--- START RAW RECORDS ---
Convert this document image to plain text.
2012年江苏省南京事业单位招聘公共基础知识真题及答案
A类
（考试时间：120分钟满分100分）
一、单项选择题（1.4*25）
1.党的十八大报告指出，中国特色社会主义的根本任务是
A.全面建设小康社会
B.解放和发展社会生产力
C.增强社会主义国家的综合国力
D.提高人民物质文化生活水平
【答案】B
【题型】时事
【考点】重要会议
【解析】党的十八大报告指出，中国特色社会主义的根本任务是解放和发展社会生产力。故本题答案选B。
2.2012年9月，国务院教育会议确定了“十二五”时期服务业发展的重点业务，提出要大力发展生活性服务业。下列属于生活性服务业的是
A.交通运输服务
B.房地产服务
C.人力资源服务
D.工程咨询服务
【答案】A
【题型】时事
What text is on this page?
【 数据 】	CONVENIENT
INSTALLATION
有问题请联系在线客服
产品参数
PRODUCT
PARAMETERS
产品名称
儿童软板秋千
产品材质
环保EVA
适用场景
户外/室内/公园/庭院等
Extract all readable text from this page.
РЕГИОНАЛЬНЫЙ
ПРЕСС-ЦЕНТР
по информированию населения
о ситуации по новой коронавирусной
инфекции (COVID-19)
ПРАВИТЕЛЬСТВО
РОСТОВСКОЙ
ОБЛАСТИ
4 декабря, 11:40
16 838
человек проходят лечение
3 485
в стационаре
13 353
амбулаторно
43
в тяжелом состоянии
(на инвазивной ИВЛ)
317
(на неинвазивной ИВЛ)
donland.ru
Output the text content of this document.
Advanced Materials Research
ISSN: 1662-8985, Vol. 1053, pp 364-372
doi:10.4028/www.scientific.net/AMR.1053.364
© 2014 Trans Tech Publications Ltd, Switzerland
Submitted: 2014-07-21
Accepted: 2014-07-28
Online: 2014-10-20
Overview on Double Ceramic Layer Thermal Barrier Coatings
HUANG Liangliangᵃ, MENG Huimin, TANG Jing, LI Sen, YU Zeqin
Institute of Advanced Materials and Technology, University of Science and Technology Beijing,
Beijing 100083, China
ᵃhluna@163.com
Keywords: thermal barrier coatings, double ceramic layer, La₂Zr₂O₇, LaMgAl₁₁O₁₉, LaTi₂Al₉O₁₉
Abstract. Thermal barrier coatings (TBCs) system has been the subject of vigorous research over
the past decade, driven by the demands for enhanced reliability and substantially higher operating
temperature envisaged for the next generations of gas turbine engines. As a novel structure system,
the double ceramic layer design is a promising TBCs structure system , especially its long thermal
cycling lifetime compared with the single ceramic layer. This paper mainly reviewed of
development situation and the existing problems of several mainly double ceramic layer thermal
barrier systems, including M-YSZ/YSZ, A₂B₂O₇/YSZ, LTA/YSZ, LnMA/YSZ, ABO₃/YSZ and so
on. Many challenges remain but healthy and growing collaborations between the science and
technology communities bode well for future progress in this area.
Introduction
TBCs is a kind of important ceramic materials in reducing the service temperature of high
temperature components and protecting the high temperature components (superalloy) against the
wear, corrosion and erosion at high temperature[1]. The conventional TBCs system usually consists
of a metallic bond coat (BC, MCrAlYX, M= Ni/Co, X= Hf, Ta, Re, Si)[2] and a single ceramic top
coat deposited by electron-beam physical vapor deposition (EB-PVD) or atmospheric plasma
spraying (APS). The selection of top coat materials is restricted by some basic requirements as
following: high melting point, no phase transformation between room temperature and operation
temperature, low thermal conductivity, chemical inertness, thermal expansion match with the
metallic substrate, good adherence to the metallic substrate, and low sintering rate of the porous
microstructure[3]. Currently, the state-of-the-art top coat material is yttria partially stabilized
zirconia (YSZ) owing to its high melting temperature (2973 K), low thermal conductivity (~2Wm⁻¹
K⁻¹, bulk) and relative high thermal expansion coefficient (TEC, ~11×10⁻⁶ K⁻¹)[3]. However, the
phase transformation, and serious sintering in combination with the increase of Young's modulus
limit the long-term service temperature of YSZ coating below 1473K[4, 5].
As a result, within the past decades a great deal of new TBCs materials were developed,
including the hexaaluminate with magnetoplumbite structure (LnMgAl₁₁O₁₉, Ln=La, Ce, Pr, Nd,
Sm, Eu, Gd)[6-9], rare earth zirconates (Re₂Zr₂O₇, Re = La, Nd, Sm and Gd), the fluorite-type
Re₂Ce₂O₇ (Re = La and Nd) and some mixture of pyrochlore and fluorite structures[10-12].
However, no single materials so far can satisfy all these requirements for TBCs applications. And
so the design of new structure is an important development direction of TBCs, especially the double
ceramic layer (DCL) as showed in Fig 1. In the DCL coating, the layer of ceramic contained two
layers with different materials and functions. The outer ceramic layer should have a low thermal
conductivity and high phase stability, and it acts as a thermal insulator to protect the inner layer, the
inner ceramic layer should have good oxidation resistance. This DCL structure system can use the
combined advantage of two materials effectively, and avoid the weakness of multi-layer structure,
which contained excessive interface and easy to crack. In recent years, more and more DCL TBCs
--- END RAW RECORDS ---
▶ GIVEN REQUEST
Copy all lines of the material above where the string "development" occurs.

▶ REPLY TO THE TASK
development situation and the existing problems of several mainly double ceramic layer thermal
so the design of new structure is an important development direction of TBCs, especially the double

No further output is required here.